• Description of the task:
Transcribe each entry below exactly. Pictures do not go in the copy.
>> Begin Materials provided
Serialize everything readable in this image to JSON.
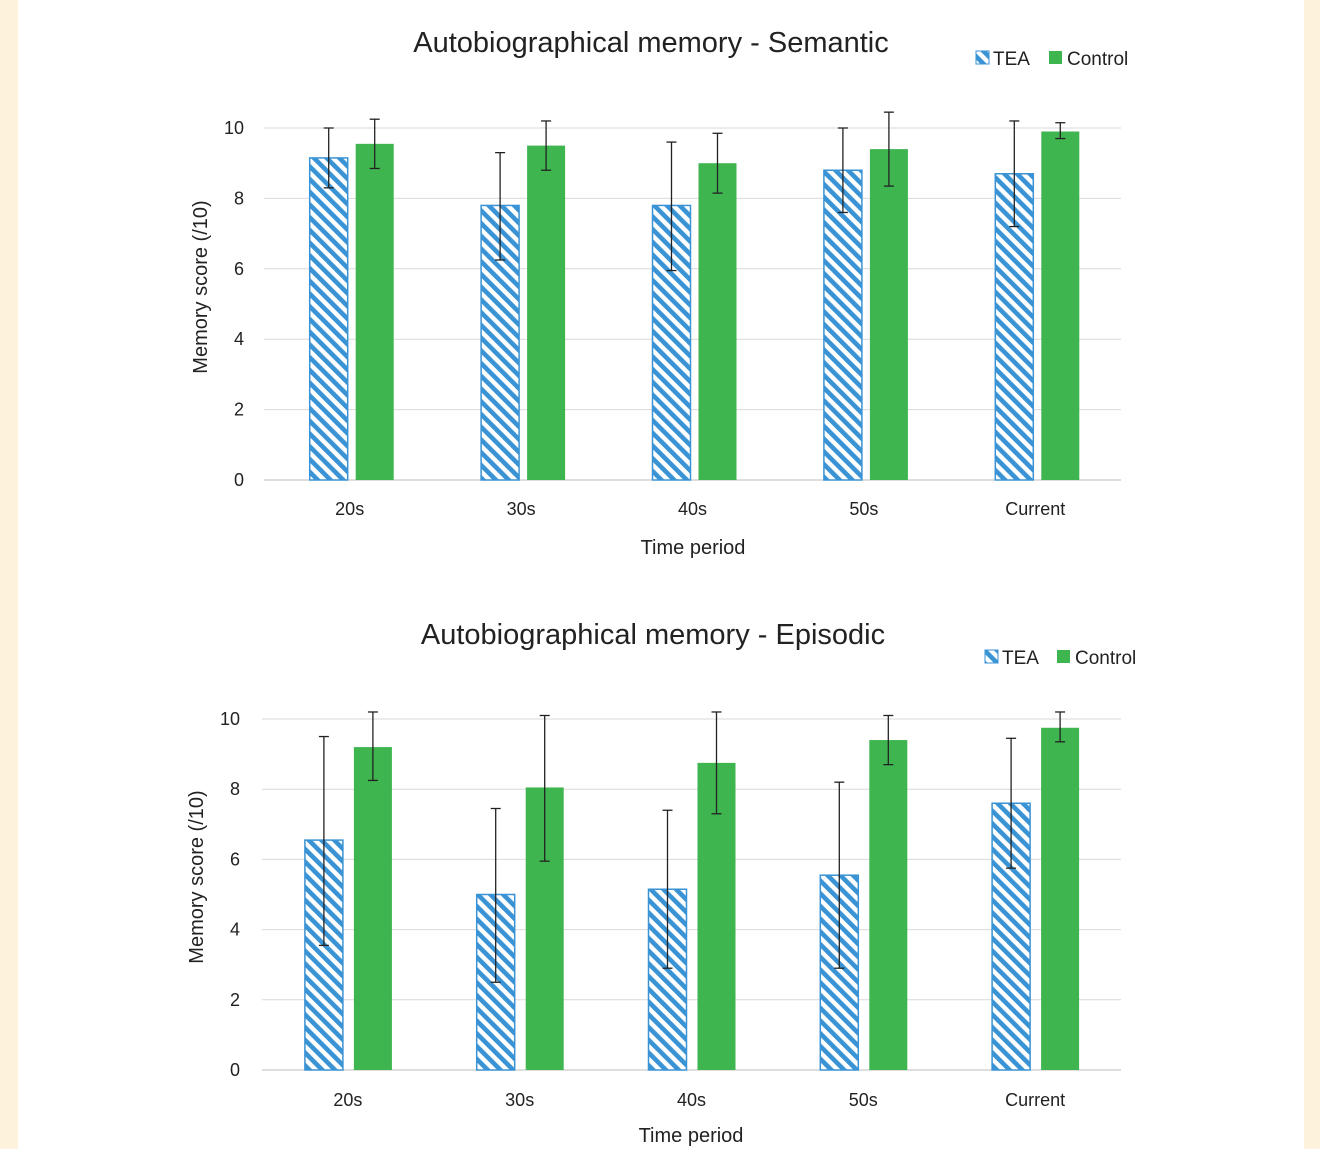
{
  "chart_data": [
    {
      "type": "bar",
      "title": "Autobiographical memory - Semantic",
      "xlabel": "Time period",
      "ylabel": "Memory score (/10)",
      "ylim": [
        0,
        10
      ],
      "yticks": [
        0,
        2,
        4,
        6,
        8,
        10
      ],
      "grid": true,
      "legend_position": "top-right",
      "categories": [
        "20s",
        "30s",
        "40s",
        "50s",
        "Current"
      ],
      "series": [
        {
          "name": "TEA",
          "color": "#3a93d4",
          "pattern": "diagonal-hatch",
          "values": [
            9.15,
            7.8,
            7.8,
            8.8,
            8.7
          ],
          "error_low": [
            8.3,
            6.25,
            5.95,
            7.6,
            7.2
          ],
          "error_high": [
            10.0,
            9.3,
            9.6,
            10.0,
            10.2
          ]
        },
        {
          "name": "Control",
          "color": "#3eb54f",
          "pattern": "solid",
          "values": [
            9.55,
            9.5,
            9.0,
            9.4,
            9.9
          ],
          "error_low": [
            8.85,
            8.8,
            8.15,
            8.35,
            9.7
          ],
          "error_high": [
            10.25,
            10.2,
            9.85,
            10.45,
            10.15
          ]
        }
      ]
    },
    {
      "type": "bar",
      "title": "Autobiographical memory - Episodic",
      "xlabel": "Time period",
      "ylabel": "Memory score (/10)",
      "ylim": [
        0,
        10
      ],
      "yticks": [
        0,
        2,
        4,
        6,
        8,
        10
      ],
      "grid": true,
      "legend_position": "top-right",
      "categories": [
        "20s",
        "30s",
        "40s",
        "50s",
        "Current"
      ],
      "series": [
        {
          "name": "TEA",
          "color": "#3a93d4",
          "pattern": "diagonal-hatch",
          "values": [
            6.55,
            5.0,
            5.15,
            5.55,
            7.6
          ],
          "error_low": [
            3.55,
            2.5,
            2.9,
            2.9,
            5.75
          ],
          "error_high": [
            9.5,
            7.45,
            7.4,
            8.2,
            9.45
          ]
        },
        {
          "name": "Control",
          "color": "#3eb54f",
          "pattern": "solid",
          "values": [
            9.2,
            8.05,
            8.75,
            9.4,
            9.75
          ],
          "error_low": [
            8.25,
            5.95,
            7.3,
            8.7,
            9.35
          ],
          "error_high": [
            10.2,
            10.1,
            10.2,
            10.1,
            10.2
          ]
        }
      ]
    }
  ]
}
>> End Materials provided
• Full output:
Serialize everything readable in this image to JSON.
{
  "chart_data": [
    {
      "type": "bar",
      "title": "Autobiographical memory - Semantic",
      "xlabel": "Time period",
      "ylabel": "Memory score (/10)",
      "ylim": [
        0,
        10
      ],
      "yticks": [
        0,
        2,
        4,
        6,
        8,
        10
      ],
      "grid": true,
      "legend_position": "top-right",
      "categories": [
        "20s",
        "30s",
        "40s",
        "50s",
        "Current"
      ],
      "series": [
        {
          "name": "TEA",
          "color": "#3a93d4",
          "pattern": "diagonal-hatch",
          "values": [
            9.15,
            7.8,
            7.8,
            8.8,
            8.7
          ],
          "error_low": [
            8.3,
            6.25,
            5.95,
            7.6,
            7.2
          ],
          "error_high": [
            10.0,
            9.3,
            9.6,
            10.0,
            10.2
          ]
        },
        {
          "name": "Control",
          "color": "#3eb54f",
          "pattern": "solid",
          "values": [
            9.55,
            9.5,
            9.0,
            9.4,
            9.9
          ],
          "error_low": [
            8.85,
            8.8,
            8.15,
            8.35,
            9.7
          ],
          "error_high": [
            10.25,
            10.2,
            9.85,
            10.45,
            10.15
          ]
        }
      ]
    },
    {
      "type": "bar",
      "title": "Autobiographical memory - Episodic",
      "xlabel": "Time period",
      "ylabel": "Memory score (/10)",
      "ylim": [
        0,
        10
      ],
      "yticks": [
        0,
        2,
        4,
        6,
        8,
        10
      ],
      "grid": true,
      "legend_position": "top-right",
      "categories": [
        "20s",
        "30s",
        "40s",
        "50s",
        "Current"
      ],
      "series": [
        {
          "name": "TEA",
          "color": "#3a93d4",
          "pattern": "diagonal-hatch",
          "values": [
            6.55,
            5.0,
            5.15,
            5.55,
            7.6
          ],
          "error_low": [
            3.55,
            2.5,
            2.9,
            2.9,
            5.75
          ],
          "error_high": [
            9.5,
            7.45,
            7.4,
            8.2,
            9.45
          ]
        },
        {
          "name": "Control",
          "color": "#3eb54f",
          "pattern": "solid",
          "values": [
            9.2,
            8.05,
            8.75,
            9.4,
            9.75
          ],
          "error_low": [
            8.25,
            5.95,
            7.3,
            8.7,
            9.35
          ],
          "error_high": [
            10.2,
            10.1,
            10.2,
            10.1,
            10.2
          ]
        }
      ]
    }
  ]
}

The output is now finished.